> Written exercise
The entries need to be copied exactly.

◇ ◇ ◇

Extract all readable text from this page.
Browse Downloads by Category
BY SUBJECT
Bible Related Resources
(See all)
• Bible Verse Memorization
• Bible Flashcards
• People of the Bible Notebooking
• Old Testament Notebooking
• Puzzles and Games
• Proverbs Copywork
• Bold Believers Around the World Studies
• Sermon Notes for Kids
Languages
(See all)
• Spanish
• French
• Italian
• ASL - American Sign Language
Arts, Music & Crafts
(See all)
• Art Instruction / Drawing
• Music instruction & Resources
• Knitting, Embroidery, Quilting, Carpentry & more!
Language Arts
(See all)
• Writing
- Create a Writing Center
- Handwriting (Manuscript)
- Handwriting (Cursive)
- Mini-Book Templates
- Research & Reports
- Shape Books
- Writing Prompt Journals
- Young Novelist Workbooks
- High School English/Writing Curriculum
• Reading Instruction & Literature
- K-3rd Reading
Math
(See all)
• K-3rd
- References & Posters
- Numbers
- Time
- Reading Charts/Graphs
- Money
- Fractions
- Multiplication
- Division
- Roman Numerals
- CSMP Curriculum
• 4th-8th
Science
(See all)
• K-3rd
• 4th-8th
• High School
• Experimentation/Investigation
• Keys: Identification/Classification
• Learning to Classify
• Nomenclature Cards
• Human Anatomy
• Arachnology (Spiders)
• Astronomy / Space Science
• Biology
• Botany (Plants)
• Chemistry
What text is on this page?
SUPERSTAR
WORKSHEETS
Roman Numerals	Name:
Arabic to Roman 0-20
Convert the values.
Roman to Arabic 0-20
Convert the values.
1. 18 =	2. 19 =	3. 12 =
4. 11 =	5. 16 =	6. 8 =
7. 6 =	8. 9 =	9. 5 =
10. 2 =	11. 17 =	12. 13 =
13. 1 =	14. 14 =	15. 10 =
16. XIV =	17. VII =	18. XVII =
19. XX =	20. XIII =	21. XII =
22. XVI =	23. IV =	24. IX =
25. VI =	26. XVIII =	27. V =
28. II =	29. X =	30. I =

◇ ◇ ◇

> Answer to the problem
Extract all readable text from this page.
Browse Downloads by Category
BY SUBJECT
Bible Related Resources
(See all)
• Bible Verse Memorization
• Bible Flashcards
• People of the Bible Notebooking
• Old Testament Notebooking
• Puzzles and Games
• Proverbs Copywork
• Bold Believers Around the World Studies
• Sermon Notes for Kids
Languages
(See all)
• Spanish
• French
• Italian
• ASL - American Sign Language
Arts, Music & Crafts
(See all)
• Art Instruction / Drawing
• Music instruction & Resources
• Knitting, Embroidery, Quilting, Carpentry & more!
Language Arts
(See all)
• Writing
- Create a Writing Center
- Handwriting (Manuscript)
- Handwriting (Cursive)
- Mini-Book Templates
- Research & Reports
- Shape Books
- Writing Prompt Journals
- Young Novelist Workbooks
- High School English/Writing Curriculum
• Reading Instruction & Literature
- K-3rd Reading
Math
(See all)
• K-3rd
- References & Posters
- Numbers
- Time
- Reading Charts/Graphs
- Money
- Fractions
- Multiplication
- Division
- Roman Numerals
- CSMP Curriculum
• 4th-8th
Science
(See all)
• K-3rd
• 4th-8th
• High School
• Experimentation/Investigation
• Keys: Identification/Classification
• Learning to Classify
• Nomenclature Cards
• Human Anatomy
• Arachnology (Spiders)
• Astronomy / Space Science
• Biology
• Botany (Plants)
• Chemistry
What text is on this page?
SUPERSTAR
WORKSHEETS
Roman Numerals	Name:
Arabic to Roman 0-20
Convert the values.
Roman to Arabic 0-20
Convert the values.
1. 18 =	2. 19 =	3. 12 =
4. 11 =	5. 16 =	6. 8 =
7. 6 =	8. 9 =	9. 5 =
10. 2 =	11. 17 =	12. 13 =
13. 1 =	14. 14 =	15. 10 =
16. XIV =	17. VII =	18. XVII =
19. XX =	20. XIII =	21. XII =
22. XVI =	23. IV =	24. IX =
25. VI =	26. XVIII =	27. V =
28. II =	29. X =	30. I =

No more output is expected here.